* **Task details**
Report only the number of lines that hold the word "bias".

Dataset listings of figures
---+---

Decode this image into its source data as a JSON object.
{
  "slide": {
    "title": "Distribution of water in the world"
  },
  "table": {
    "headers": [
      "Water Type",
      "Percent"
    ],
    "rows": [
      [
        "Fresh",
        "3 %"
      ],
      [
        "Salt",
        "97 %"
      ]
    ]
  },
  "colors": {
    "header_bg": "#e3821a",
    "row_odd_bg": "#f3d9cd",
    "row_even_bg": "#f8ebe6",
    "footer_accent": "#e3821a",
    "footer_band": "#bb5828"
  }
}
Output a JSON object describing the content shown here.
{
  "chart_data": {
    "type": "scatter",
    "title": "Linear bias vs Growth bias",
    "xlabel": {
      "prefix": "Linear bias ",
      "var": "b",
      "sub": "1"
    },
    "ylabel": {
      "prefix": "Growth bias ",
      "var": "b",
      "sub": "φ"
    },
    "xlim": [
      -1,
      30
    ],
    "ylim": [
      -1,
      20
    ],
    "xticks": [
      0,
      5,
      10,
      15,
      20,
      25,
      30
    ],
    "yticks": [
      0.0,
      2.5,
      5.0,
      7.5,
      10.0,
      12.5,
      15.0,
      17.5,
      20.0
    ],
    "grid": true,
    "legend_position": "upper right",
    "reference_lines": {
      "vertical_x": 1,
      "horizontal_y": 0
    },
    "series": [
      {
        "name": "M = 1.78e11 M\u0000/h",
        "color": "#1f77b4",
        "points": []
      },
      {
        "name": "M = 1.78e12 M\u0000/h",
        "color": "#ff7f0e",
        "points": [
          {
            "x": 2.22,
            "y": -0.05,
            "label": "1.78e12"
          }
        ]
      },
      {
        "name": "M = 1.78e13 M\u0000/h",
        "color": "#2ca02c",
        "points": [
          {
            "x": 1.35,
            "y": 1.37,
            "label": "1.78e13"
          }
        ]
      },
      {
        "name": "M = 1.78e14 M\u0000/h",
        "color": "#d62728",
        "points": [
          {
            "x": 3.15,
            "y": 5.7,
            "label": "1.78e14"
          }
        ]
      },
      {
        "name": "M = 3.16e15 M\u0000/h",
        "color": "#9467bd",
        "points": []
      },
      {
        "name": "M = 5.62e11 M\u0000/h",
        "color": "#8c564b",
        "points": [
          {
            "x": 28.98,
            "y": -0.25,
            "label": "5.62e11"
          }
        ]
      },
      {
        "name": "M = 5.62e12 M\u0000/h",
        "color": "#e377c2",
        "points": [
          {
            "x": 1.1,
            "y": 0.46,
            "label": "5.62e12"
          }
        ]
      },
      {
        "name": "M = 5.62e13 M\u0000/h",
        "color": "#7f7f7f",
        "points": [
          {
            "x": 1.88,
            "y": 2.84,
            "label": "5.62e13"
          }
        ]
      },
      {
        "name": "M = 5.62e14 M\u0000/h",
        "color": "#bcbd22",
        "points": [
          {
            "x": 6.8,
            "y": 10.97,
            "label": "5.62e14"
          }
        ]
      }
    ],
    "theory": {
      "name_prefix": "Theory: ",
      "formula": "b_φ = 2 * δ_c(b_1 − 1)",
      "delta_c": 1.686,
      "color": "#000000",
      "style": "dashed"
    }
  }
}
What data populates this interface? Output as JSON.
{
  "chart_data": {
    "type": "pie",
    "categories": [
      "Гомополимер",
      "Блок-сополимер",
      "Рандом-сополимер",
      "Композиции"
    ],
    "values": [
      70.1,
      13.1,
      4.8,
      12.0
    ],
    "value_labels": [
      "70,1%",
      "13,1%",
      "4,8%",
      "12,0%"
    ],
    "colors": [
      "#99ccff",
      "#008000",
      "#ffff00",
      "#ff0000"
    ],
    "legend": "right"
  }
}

---+---

* **Answer to the task**
3